**STATED TASK**
Copy all the material that follows, keeping every character the same.

(Records from a collection)
╔══

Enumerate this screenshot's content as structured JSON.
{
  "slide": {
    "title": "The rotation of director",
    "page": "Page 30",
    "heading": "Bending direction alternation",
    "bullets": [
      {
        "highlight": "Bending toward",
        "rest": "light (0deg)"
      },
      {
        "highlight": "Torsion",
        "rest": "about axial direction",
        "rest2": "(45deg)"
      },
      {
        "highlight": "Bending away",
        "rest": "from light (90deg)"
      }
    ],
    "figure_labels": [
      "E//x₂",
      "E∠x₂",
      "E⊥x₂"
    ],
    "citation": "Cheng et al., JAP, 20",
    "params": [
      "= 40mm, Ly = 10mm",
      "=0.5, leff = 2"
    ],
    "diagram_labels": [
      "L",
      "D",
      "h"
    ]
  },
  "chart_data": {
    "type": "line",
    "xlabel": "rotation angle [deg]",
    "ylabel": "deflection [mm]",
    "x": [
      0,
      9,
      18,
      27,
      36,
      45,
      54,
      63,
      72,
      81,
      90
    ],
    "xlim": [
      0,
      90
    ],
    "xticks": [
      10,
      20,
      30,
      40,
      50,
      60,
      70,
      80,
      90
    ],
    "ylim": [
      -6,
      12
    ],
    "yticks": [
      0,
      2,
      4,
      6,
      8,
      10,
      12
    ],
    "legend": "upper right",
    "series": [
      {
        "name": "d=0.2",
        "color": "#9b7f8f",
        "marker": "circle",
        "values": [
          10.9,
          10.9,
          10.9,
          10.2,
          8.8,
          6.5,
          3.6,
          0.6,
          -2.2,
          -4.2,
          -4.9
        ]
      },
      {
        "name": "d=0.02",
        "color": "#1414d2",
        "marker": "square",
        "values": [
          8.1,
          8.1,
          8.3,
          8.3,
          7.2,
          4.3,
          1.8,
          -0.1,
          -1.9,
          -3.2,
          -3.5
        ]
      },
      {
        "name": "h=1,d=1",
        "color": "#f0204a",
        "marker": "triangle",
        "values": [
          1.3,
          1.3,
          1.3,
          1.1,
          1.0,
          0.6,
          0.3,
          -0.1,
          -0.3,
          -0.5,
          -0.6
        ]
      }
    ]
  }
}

╚══

**THE ANSWER**
Enumerate this screenshot's content as structured JSON.
{
  "slide": {
    "title": "The rotation of director",
    "page": "Page 30",
    "heading": "Bending direction alternation",
    "bullets": [
      {
        "highlight": "Bending toward",
        "rest": "light (0deg)"
      },
      {
        "highlight": "Torsion",
        "rest": "about axial direction",
        "rest2": "(45deg)"
      },
      {
        "highlight": "Bending away",
        "rest": "from light (90deg)"
      }
    ],
    "figure_labels": [
      "E//x₂",
      "E∠x₂",
      "E⊥x₂"
    ],
    "citation": "Cheng et al., JAP, 20",
    "params": [
      "= 40mm, Ly = 10mm",
      "=0.5, leff = 2"
    ],
    "diagram_labels": [
      "L",
      "D",
      "h"
    ]
  },
  "chart_data": {
    "type": "line",
    "xlabel": "rotation angle [deg]",
    "ylabel": "deflection [mm]",
    "x": [
      0,
      9,
      18,
      27,
      36,
      45,
      54,
      63,
      72,
      81,
      90
    ],
    "xlim": [
      0,
      90
    ],
    "xticks": [
      10,
      20,
      30,
      40,
      50,
      60,
      70,
      80,
      90
    ],
    "ylim": [
      -6,
      12
    ],
    "yticks": [
      0,
      2,
      4,
      6,
      8,
      10,
      12
    ],
    "legend": "upper right",
    "series": [
      {
        "name": "d=0.2",
        "color": "#9b7f8f",
        "marker": "circle",
        "values": [
          10.9,
          10.9,
          10.9,
          10.2,
          8.8,
          6.5,
          3.6,
          0.6,
          -2.2,
          -4.2,
          -4.9
        ]
      },
      {
        "name": "d=0.02",
        "color": "#1414d2",
        "marker": "square",
        "values": [
          8.1,
          8.1,
          8.3,
          8.3,
          7.2,
          4.3,
          1.8,
          -0.1,
          -1.9,
          -3.2,
          -3.5
        ]
      },
      {
        "name": "h=1,d=1",
        "color": "#f0204a",
        "marker": "triangle",
        "values": [
          1.3,
          1.3,
          1.3,
          1.1,
          1.0,
          0.6,
          0.3,
          -0.1,
          -0.3,
          -0.5,
          -0.6
        ]
      }
    ]
  }
}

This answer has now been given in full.